§ **Recorded information**:
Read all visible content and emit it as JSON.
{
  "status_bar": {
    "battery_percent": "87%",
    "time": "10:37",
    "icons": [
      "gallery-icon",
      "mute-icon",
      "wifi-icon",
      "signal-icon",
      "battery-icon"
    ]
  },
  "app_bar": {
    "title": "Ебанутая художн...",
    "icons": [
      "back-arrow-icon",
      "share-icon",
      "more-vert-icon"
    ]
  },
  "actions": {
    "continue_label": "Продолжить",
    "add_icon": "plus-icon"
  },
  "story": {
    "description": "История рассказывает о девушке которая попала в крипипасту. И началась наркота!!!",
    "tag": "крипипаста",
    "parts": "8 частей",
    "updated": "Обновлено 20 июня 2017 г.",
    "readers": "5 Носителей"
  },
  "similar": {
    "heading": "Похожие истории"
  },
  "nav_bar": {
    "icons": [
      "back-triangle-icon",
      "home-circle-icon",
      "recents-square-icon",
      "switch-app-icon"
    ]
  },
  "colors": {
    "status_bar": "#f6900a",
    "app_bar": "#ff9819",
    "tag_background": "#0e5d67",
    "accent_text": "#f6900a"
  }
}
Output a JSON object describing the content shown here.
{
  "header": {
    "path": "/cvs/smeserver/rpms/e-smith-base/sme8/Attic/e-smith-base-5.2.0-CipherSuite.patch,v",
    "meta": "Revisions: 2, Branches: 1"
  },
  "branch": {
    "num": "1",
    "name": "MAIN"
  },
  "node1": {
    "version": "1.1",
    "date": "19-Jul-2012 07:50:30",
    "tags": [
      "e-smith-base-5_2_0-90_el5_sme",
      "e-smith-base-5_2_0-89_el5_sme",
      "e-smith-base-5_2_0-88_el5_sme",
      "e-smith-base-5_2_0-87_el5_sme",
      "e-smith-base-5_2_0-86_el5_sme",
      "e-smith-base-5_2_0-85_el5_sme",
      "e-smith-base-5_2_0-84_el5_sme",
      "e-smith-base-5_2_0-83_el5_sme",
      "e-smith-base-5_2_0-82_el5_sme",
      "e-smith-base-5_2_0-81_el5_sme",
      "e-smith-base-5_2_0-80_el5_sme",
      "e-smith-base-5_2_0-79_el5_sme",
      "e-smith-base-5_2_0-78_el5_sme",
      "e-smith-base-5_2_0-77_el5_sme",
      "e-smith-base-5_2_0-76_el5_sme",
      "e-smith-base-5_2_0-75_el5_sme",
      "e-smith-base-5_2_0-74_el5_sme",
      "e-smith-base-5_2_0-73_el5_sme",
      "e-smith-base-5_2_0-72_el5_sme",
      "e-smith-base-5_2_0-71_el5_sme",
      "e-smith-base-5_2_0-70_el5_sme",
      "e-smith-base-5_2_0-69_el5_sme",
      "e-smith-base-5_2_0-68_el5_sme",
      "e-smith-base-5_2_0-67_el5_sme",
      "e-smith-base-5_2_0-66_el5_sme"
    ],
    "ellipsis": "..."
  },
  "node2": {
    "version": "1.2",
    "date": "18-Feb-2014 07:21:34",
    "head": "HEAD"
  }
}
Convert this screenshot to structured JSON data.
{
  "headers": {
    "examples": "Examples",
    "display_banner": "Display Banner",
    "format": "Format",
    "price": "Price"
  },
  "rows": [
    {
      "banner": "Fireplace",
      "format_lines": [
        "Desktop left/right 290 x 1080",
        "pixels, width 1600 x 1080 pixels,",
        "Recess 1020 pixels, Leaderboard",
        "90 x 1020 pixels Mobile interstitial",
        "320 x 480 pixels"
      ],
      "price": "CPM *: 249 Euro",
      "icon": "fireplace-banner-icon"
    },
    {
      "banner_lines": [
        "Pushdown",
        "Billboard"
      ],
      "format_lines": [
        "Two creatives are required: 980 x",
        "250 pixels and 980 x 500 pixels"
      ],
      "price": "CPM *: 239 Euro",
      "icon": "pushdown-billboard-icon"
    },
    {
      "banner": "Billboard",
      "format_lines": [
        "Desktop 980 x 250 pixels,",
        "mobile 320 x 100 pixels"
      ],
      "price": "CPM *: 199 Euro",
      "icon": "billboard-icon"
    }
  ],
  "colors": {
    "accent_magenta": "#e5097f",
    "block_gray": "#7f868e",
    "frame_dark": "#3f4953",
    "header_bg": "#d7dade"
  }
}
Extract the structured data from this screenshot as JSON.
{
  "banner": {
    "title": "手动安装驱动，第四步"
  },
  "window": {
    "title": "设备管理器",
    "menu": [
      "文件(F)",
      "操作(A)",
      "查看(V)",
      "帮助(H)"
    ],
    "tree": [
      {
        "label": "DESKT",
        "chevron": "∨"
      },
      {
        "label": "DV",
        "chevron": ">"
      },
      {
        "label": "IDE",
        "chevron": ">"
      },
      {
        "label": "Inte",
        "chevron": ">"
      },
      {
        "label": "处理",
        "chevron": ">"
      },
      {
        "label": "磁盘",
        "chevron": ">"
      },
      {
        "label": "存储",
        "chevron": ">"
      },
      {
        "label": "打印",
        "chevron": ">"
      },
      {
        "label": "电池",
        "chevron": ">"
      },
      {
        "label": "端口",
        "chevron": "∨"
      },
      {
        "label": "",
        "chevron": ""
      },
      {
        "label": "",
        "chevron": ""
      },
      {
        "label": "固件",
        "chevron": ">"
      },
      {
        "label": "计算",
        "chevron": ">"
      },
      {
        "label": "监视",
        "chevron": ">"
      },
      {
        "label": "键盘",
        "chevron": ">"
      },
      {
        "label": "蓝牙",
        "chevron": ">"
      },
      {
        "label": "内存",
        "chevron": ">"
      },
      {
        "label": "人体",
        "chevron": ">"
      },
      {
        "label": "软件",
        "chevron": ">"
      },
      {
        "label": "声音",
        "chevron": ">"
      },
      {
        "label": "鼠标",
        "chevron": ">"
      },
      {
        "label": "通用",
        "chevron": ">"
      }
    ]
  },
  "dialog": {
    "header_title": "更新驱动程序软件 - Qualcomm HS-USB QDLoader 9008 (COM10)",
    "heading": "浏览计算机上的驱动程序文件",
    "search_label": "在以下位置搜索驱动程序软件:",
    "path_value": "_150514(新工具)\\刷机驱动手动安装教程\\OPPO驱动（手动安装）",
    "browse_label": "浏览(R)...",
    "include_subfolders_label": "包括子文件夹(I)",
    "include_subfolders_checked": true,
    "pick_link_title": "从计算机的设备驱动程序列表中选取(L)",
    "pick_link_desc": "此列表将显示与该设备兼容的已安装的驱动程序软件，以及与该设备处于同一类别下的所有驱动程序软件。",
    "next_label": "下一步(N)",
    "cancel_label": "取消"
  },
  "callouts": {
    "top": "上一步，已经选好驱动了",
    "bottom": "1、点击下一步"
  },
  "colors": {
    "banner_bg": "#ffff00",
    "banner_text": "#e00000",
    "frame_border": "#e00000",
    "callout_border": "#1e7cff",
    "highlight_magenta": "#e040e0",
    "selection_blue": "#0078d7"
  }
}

§ **Directions for this task**:
Please repeat the listing exactly, with nothing left out.

§ **Result of the task**:
Read all visible content and emit it as JSON.
{
  "status_bar": {
    "battery_percent": "87%",
    "time": "10:37",
    "icons": [
      "gallery-icon",
      "mute-icon",
      "wifi-icon",
      "signal-icon",
      "battery-icon"
    ]
  },
  "app_bar": {
    "title": "Ебанутая художн...",
    "icons": [
      "back-arrow-icon",
      "share-icon",
      "more-vert-icon"
    ]
  },
  "actions": {
    "continue_label": "Продолжить",
    "add_icon": "plus-icon"
  },
  "story": {
    "description": "История рассказывает о девушке которая попала в крипипасту. И началась наркота!!!",
    "tag": "крипипаста",
    "parts": "8 частей",
    "updated": "Обновлено 20 июня 2017 г.",
    "readers": "5 Носителей"
  },
  "similar": {
    "heading": "Похожие истории"
  },
  "nav_bar": {
    "icons": [
      "back-triangle-icon",
      "home-circle-icon",
      "recents-square-icon",
      "switch-app-icon"
    ]
  },
  "colors": {
    "status_bar": "#f6900a",
    "app_bar": "#ff9819",
    "tag_background": "#0e5d67",
    "accent_text": "#f6900a"
  }
}
Output a JSON object describing the content shown here.
{
  "header": {
    "path": "/cvs/smeserver/rpms/e-smith-base/sme8/Attic/e-smith-base-5.2.0-CipherSuite.patch,v",
    "meta": "Revisions: 2, Branches: 1"
  },
  "branch": {
    "num": "1",
    "name": "MAIN"
  },
  "node1": {
    "version": "1.1",
    "date": "19-Jul-2012 07:50:30",
    "tags": [
      "e-smith-base-5_2_0-90_el5_sme",
      "e-smith-base-5_2_0-89_el5_sme",
      "e-smith-base-5_2_0-88_el5_sme",
      "e-smith-base-5_2_0-87_el5_sme",
      "e-smith-base-5_2_0-86_el5_sme",
      "e-smith-base-5_2_0-85_el5_sme",
      "e-smith-base-5_2_0-84_el5_sme",
      "e-smith-base-5_2_0-83_el5_sme",
      "e-smith-base-5_2_0-82_el5_sme",
      "e-smith-base-5_2_0-81_el5_sme",
      "e-smith-base-5_2_0-80_el5_sme",
      "e-smith-base-5_2_0-79_el5_sme",
      "e-smith-base-5_2_0-78_el5_sme",
      "e-smith-base-5_2_0-77_el5_sme",
      "e-smith-base-5_2_0-76_el5_sme",
      "e-smith-base-5_2_0-75_el5_sme",
      "e-smith-base-5_2_0-74_el5_sme",
      "e-smith-base-5_2_0-73_el5_sme",
      "e-smith-base-5_2_0-72_el5_sme",
      "e-smith-base-5_2_0-71_el5_sme",
      "e-smith-base-5_2_0-70_el5_sme",
      "e-smith-base-5_2_0-69_el5_sme",
      "e-smith-base-5_2_0-68_el5_sme",
      "e-smith-base-5_2_0-67_el5_sme",
      "e-smith-base-5_2_0-66_el5_sme"
    ],
    "ellipsis": "..."
  },
  "node2": {
    "version": "1.2",
    "date": "18-Feb-2014 07:21:34",
    "head": "HEAD"
  }
}
Convert this screenshot to structured JSON data.
{
  "headers": {
    "examples": "Examples",
    "display_banner": "Display Banner",
    "format": "Format",
    "price": "Price"
  },
  "rows": [
    {
      "banner": "Fireplace",
      "format_lines": [
        "Desktop left/right 290 x 1080",
        "pixels, width 1600 x 1080 pixels,",
        "Recess 1020 pixels, Leaderboard",
        "90 x 1020 pixels Mobile interstitial",
        "320 x 480 pixels"
      ],
      "price": "CPM *: 249 Euro",
      "icon": "fireplace-banner-icon"
    },
    {
      "banner_lines": [
        "Pushdown",
        "Billboard"
      ],
      "format_lines": [
        "Two creatives are required: 980 x",
        "250 pixels and 980 x 500 pixels"
      ],
      "price": "CPM *: 239 Euro",
      "icon": "pushdown-billboard-icon"
    },
    {
      "banner": "Billboard",
      "format_lines": [
        "Desktop 980 x 250 pixels,",
        "mobile 320 x 100 pixels"
      ],
      "price": "CPM *: 199 Euro",
      "icon": "billboard-icon"
    }
  ],
  "colors": {
    "accent_magenta": "#e5097f",
    "block_gray": "#7f868e",
    "frame_dark": "#3f4953",
    "header_bg": "#d7dade"
  }
}
Extract the structured data from this screenshot as JSON.
{
  "banner": {
    "title": "手动安装驱动，第四步"
  },
  "window": {
    "title": "设备管理器",
    "menu": [
      "文件(F)",
      "操作(A)",
      "查看(V)",
      "帮助(H)"
    ],
    "tree": [
      {
        "label": "DESKT",
        "chevron": "∨"
      },
      {
        "label": "DV",
        "chevron": ">"
      },
      {
        "label": "IDE",
        "chevron": ">"
      },
      {
        "label": "Inte",
        "chevron": ">"
      },
      {
        "label": "处理",
        "chevron": ">"
      },
      {
        "label": "磁盘",
        "chevron": ">"
      },
      {
        "label": "存储",
        "chevron": ">"
      },
      {
        "label": "打印",
        "chevron": ">"
      },
      {
        "label": "电池",
        "chevron": ">"
      },
      {
        "label": "端口",
        "chevron": "∨"
      },
      {
        "label": "",
        "chevron": ""
      },
      {
        "label": "",
        "chevron": ""
      },
      {
        "label": "固件",
        "chevron": ">"
      },
      {
        "label": "计算",
        "chevron": ">"
      },
      {
        "label": "监视",
        "chevron": ">"
      },
      {
        "label": "键盘",
        "chevron": ">"
      },
      {
        "label": "蓝牙",
        "chevron": ">"
      },
      {
        "label": "内存",
        "chevron": ">"
      },
      {
        "label": "人体",
        "chevron": ">"
      },
      {
        "label": "软件",
        "chevron": ">"
      },
      {
        "label": "声音",
        "chevron": ">"
      },
      {
        "label": "鼠标",
        "chevron": ">"
      },
      {
        "label": "通用",
        "chevron": ">"
      }
    ]
  },
  "dialog": {
    "header_title": "更新驱动程序软件 - Qualcomm HS-USB QDLoader 9008 (COM10)",
    "heading": "浏览计算机上的驱动程序文件",
    "search_label": "在以下位置搜索驱动程序软件:",
    "path_value": "_150514(新工具)\\刷机驱动手动安装教程\\OPPO驱动（手动安装）",
    "browse_label": "浏览(R)...",
    "include_subfolders_label": "包括子文件夹(I)",
    "include_subfolders_checked": true,
    "pick_link_title": "从计算机的设备驱动程序列表中选取(L)",
    "pick_link_desc": "此列表将显示与该设备兼容的已安装的驱动程序软件，以及与该设备处于同一类别下的所有驱动程序软件。",
    "next_label": "下一步(N)",
    "cancel_label": "取消"
  },
  "callouts": {
    "top": "上一步，已经选好驱动了",
    "bottom": "1、点击下一步"
  },
  "colors": {
    "banner_bg": "#ffff00",
    "banner_text": "#e00000",
    "frame_border": "#e00000",
    "callout_border": "#1e7cff",
    "highlight_magenta": "#e040e0",
    "selection_blue": "#0078d7"
  }
}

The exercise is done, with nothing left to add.